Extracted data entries
━━━━━━━━━━━━━━━━━━━━
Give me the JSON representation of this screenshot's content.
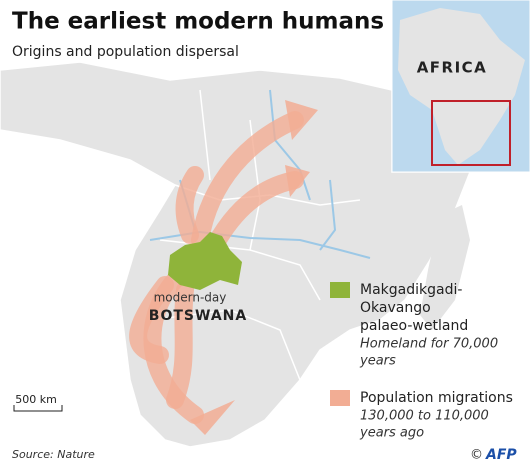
{
  "header": {
    "title": "The earliest modern humans",
    "subtitle": "Origins and population dispersal"
  },
  "inset": {
    "label": "AFRICA"
  },
  "map": {
    "place_top": "modern-day",
    "place": "BOTSWANA",
    "scale": "500 km"
  },
  "legend": [
    {
      "lines": [
        "Makgadikgadi-",
        "Okavango",
        "palaeo-wetland"
      ],
      "note": [
        "Homeland for 70,000",
        "years"
      ]
    },
    {
      "lines": [
        "Population migrations"
      ],
      "note": [
        "130,000 to 110,000",
        "years ago"
      ]
    }
  ],
  "footer": {
    "source": "Source: Nature",
    "credit_symbol": "©",
    "credit": "AFP"
  }
}
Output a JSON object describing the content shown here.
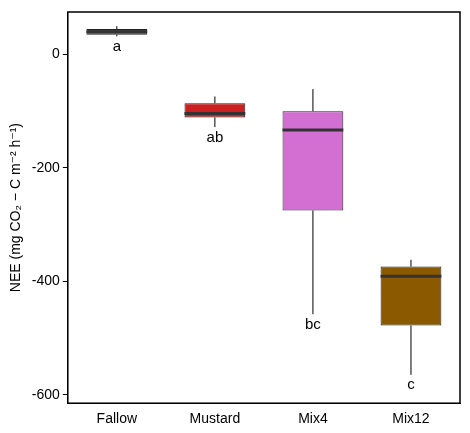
{
  "chart_data": {
    "type": "boxplot",
    "y_label": "NEE (mg CO₂ − C m⁻² h⁻¹)",
    "categories": [
      "Fallow",
      "Mustard",
      "Mix4",
      "Mix12"
    ],
    "stats": {
      "min": [
        32,
        -128,
        -458,
        -565
      ],
      "q1": [
        35,
        -111,
        -275,
        -478
      ],
      "median": [
        40,
        -104,
        -133,
        -391
      ],
      "q3": [
        45,
        -86,
        -100,
        -374
      ],
      "max": [
        50,
        -74,
        -61,
        -362
      ]
    },
    "annotations": [
      "a",
      "ab",
      "bc",
      "c"
    ],
    "colors": [
      "#4d4d4d",
      "#cc1f1f",
      "#d36fd3",
      "#8b5a00"
    ],
    "ylim": [
      -615,
      75
    ],
    "yticks": [
      -600,
      -400,
      -200,
      0
    ],
    "grid": false
  }
}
━━━━━━━━━━━━━━━━━━━━
• _Task to carry out_
List each line holding the string "JSON".

• _Response below_
Give me the JSON representation of this screenshot's content.
Output a JSON object describing the content shown here.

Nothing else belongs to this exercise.